Требуемое действие. Напишите продолжение приведенного ниже текста о приеме в киевском посольстве в честь Дня независимости Израиля, начав сразу после его последнего предложения.

Исходный текст.
--------

Однако, я отвлёкся от обещанных историй. Первая случилась в Киеве, где я по случаю Дня независимости Израиля был пригашён нашим посольством на большой приём. В огромном ресторанном зале было всё роскошно, чинно и красиво. Вдоль столов с напитками и закусью двигались мужчины в смокингах и фраках. То есть были и обычные вечерние костюмы, только мне приятнее настаивать на фраках. А как шикарны были женщины, я говорить не стану, ибо два любимых эпитета (роскошно и шикарно) я уже употребил. Поскольку был в ковбойке я и в джинсах, то и пялился на прикинутых мужиков - даже знако-мые там выглядели незнакомо. А на меня были похожи только две индуски в их накидках-сари, выделялись они так же, только поприличнее, чем я. В углу меланхолически пиликал специально выписанный из Израиля оркестрик, я поплёлся поздороваться, и каждый из них молча окинул меня взглядом с ног до головы. Я почувствовал себя дома и блаженно ощутил, как мне давно охота выпить. Все двигались по залу (а точней - перемещались с выдержанной плавностью), держа в левой руке тарелку (рюмка - на тарелке), а в правой вилку. У меня же в левой руке стремительно оказалась пепельница - мне её почти насильственно всучил официант, неведомо как увидавший, куда я стряхиваю пепел, а рука правая держала сигарету. Я сообразил, как поступить. Рюмку с вилкой сунул я в нагрудный карман ковбойки, вследствие чего спокойно перемещался вдоль столов, по мере надобности вынимая рюмку с вилкой, чтобы выпить-закусить и двигаться дальше. По дороге я встречал знакомых, с ними выпивал, беседуя с присущей мне учтивостью, и сделал уже круга два, перемежая разные закуски и наметив уже лучшие места привала. Тут и подошёл ко мне какой-то человек безумной авантажности (если я верно понимаю это слово) и такой дипломатической по виду выделки, что хоть в кино его снимай - учтиво сообщил, что он со мной хотел бы чокнуться и тихо мне сказал: "А я смотрю на вас и так завидую! Я уже не могу себе этого позволить".

--------

Записи набора данных:
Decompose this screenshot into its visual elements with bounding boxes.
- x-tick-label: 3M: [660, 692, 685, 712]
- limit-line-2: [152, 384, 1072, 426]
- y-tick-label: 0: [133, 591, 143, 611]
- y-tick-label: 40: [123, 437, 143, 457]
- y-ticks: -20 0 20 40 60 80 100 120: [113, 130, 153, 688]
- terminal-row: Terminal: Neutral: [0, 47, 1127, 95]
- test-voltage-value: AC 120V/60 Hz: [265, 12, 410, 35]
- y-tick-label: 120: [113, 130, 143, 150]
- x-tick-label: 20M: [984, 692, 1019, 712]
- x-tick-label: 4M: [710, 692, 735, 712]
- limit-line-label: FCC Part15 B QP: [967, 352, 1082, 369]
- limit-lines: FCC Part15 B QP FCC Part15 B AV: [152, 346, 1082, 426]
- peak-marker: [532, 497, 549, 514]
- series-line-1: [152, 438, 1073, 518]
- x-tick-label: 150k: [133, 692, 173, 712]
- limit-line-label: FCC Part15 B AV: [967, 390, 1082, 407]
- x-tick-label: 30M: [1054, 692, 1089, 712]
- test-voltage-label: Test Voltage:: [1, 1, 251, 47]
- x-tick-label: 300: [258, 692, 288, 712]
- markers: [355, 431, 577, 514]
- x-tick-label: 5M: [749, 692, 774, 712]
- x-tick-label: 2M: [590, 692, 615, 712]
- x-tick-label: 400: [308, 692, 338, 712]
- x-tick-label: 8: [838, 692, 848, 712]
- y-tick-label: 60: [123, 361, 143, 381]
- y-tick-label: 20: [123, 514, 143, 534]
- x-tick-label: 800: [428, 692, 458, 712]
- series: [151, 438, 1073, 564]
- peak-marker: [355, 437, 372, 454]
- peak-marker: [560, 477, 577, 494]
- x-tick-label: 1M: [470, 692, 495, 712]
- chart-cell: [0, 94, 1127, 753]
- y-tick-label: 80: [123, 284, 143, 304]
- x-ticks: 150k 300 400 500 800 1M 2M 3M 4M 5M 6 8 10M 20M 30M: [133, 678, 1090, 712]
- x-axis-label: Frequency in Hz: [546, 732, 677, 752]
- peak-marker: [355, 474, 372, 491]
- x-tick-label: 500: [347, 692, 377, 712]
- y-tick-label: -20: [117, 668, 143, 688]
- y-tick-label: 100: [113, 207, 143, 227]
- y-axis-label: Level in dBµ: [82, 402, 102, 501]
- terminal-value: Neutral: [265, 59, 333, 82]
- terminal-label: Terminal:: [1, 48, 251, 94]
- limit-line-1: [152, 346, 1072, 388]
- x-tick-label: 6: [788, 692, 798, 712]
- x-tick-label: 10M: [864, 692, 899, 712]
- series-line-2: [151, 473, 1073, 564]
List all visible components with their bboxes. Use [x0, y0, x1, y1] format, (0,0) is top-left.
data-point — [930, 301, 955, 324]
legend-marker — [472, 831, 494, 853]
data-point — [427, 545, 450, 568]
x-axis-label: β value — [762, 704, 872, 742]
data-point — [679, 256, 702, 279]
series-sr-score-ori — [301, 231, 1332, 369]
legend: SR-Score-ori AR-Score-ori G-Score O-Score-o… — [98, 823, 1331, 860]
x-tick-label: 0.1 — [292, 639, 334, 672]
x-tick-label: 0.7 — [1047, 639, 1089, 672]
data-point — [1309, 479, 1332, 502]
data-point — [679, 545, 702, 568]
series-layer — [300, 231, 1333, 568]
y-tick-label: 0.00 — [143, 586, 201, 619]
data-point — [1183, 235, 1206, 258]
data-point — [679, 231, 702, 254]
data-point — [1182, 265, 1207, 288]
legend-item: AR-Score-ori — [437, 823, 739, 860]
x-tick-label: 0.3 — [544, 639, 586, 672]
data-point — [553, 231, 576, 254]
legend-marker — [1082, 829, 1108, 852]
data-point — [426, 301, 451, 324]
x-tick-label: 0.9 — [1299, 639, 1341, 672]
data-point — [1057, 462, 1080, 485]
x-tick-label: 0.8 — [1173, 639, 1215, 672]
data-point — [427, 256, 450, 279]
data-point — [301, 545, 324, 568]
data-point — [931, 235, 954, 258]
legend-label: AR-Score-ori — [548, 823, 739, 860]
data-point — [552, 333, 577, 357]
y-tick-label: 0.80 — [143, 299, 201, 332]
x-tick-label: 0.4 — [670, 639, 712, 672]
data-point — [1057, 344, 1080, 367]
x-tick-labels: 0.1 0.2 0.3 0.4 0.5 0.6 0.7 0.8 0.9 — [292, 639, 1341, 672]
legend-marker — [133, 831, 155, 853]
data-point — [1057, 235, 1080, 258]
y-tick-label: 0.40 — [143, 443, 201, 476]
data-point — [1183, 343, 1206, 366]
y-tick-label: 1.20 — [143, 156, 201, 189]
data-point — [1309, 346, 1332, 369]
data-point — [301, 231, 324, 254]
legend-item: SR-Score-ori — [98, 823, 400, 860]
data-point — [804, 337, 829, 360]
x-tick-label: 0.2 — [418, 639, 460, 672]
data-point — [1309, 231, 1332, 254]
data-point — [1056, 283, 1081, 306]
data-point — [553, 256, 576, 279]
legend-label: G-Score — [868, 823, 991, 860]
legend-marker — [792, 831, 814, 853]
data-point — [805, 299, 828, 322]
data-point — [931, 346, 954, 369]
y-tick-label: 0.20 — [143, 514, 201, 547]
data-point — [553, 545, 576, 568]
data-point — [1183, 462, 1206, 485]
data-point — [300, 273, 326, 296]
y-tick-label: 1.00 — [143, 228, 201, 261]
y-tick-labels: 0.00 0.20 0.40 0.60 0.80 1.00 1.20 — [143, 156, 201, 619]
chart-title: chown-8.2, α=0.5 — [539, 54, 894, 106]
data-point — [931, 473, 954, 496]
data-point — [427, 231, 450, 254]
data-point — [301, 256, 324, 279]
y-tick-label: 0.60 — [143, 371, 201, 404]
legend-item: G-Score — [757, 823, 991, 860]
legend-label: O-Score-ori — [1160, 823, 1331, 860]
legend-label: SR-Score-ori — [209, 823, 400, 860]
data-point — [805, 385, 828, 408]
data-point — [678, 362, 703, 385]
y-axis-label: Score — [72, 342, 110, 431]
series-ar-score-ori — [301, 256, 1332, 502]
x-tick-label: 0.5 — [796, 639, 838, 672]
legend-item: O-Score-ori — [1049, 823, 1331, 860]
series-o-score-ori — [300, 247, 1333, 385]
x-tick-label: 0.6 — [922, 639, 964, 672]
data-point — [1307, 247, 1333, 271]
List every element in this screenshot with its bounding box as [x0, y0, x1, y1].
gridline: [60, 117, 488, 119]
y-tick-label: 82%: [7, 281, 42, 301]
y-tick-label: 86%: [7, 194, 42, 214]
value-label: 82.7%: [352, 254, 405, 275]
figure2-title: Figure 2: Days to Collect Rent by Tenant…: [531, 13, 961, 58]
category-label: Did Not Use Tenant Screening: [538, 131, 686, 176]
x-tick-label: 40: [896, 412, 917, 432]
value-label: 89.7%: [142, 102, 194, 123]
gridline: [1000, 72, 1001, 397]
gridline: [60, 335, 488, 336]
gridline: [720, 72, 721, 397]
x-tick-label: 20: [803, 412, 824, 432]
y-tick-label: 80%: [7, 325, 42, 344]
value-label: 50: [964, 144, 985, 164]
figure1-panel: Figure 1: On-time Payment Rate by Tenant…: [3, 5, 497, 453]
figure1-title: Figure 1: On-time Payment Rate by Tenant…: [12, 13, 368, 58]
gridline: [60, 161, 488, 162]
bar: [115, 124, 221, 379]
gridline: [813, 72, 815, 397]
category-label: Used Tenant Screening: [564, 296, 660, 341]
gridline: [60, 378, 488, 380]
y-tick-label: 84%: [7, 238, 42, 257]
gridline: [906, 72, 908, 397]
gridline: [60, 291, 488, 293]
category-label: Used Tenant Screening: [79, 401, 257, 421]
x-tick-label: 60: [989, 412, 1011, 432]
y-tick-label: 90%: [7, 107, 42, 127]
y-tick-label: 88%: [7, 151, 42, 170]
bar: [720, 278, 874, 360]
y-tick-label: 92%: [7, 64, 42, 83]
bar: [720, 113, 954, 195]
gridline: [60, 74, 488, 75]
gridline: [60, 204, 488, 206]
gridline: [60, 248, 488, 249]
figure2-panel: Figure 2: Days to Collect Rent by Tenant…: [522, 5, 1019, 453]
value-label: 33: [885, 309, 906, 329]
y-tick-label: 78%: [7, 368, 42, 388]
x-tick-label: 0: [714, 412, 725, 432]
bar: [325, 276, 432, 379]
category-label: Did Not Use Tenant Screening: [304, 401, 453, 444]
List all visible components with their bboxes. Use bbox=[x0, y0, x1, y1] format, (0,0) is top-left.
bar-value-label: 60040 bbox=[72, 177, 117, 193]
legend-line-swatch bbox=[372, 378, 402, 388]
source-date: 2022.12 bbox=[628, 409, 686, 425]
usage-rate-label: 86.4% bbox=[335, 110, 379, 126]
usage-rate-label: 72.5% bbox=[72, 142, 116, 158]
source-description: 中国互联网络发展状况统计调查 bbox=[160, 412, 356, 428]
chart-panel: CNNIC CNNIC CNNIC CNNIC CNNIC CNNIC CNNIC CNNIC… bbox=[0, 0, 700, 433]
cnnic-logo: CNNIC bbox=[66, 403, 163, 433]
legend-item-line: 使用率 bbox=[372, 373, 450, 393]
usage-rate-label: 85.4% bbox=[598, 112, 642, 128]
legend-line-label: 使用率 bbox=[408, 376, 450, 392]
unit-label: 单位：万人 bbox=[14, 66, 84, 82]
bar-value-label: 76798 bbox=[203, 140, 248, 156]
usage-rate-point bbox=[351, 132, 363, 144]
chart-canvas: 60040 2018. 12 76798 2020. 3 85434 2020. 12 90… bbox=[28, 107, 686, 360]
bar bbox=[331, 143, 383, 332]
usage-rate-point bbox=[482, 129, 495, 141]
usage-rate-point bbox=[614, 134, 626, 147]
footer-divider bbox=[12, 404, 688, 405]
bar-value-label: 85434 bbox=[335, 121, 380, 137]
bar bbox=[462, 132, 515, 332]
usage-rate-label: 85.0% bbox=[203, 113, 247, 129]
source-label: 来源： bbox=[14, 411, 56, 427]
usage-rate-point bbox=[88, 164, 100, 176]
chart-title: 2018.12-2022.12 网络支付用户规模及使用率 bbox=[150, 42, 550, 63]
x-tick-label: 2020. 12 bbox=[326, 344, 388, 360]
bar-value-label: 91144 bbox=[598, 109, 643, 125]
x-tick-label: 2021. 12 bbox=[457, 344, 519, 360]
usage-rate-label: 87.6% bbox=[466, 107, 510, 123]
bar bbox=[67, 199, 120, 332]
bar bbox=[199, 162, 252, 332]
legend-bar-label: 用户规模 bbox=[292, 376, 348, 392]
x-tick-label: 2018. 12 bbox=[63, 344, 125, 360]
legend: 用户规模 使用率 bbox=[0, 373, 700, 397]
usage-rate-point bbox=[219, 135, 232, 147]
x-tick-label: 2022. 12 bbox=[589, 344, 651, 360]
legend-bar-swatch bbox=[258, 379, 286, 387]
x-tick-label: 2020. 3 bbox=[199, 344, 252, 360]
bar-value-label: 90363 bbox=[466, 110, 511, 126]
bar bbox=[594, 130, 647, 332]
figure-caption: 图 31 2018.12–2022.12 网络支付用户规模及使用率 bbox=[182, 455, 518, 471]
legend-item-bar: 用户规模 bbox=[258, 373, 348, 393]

--------

Результат выполнения.
И я ему был очень благодарен, ибо неряшество и безответственность мои он расценил как поэтическую вольность.
А теперь - о некой зависти вульгарной и настолько непростой, что странно мне писать об этом на компьютере и среди прочих всяческих побед материального мира. Лет несколько тому назад устроена была у нас коллективная ярмарка с продажей книг и начертанием автографов. Нас было много, пишущих людей, у каждого был столик, и на нём мы бойко торговали своей нетленной продукцией. А у меня только что вышла новая книжка, и возле моего стола люди толпились очень густо. Я надписывал книжки, балагурил со знакомыми и ни о чём не помышлял. Но вдруг... Всё время жалко мне, что я не настоящий писатель, я не в силах отыскать слова, чтобы красиво описать некую острую внезапность. Одним словом, почему-то поднял я голову (надо было бы сказать - "повинуясь властному внутреннему чувству") и поймал прямой и жёсткий взгляд глаза в глаза одной из поэтесс - у нас их, слава Богу, дикое количество, и я могу писать спокойно. Глянула, и ладно, я продолжил упоённо свои нехитрые торговые занятия.
А утром обнаружил, что могу разговаривать только хриплым шепотом - у меня как будто отнялись голосовые связки. Не болело горло, не было ангины, просто разговаривать не мог совсем. Так, еле-еле клекотал. И почему-то из ума не шёл тот ровный и прямой спокойный взгляд. Увы, я материалист, поэтому когда приятельница мне сказала, что меня, скорее всего, сглазили, я радостно сперва заржал, но вмиг осёкся, снова вспомнив этот взгляд. Конечно, я немедленно пошёл к врачу-специалисту: у меня отнялся орган, коим я зарабатывал себе на хлеб. Давно знакомый отоларинголог, врач с прочной репутацией великого специалиста - осмотрел мне горло, хмыкнул и молча стал писать рецепт. Меня сжигало любопытство.